• **STATED GOAL**
Every record should be copied exactly, except that pictures are to be omitted.

• **THE DATA**
• • • • • • •
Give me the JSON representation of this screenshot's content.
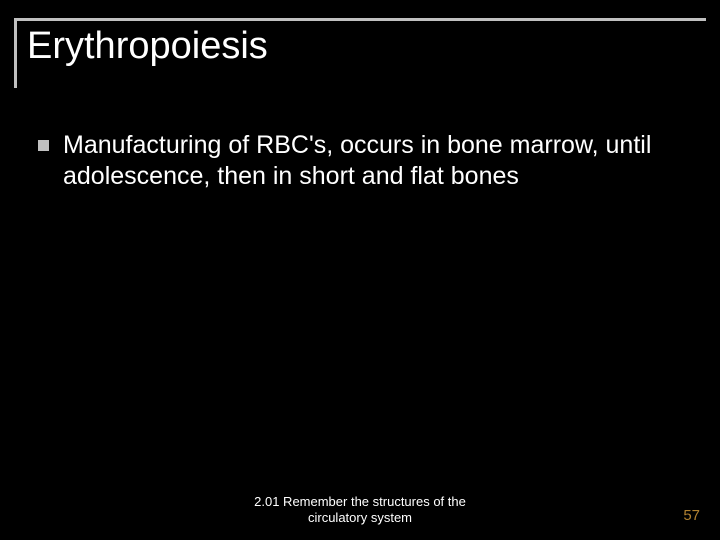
{
  "slide": {
    "background_color": "#000000",
    "border_color": "#c0c0c0",
    "text_color": "#ffffff",
    "page_number_color": "#b08030"
  },
  "title": {
    "text": "Erythropoiesis",
    "fontsize": 38,
    "color": "#ffffff"
  },
  "body": {
    "bullets": [
      {
        "text": "Manufacturing of RBC's, occurs in bone marrow, until adolescence, then in short and flat bones",
        "marker_color": "#c0c0c0",
        "fontsize": 25
      }
    ]
  },
  "footer": {
    "line1": "2.01 Remember the structures of the",
    "line2": "circulatory system",
    "fontsize": 13
  },
  "page_number": "57"
}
• • • • • • •
• **RESPONSE TO THE EXERCISE**
Give me the JSON representation of this screenshot's content.
{
  "slide": {
    "background_color": "#000000",
    "border_color": "#c0c0c0",
    "text_color": "#ffffff",
    "page_number_color": "#b08030"
  },
  "title": {
    "text": "Erythropoiesis",
    "fontsize": 38,
    "color": "#ffffff"
  },
  "body": {
    "bullets": [
      {
        "text": "Manufacturing of RBC's, occurs in bone marrow, until adolescence, then in short and flat bones",
        "marker_color": "#c0c0c0",
        "fontsize": 25
      }
    ]
  },
  "footer": {
    "line1": "2.01 Remember the structures of the",
    "line2": "circulatory system",
    "fontsize": 13
  },
  "page_number": "57"
}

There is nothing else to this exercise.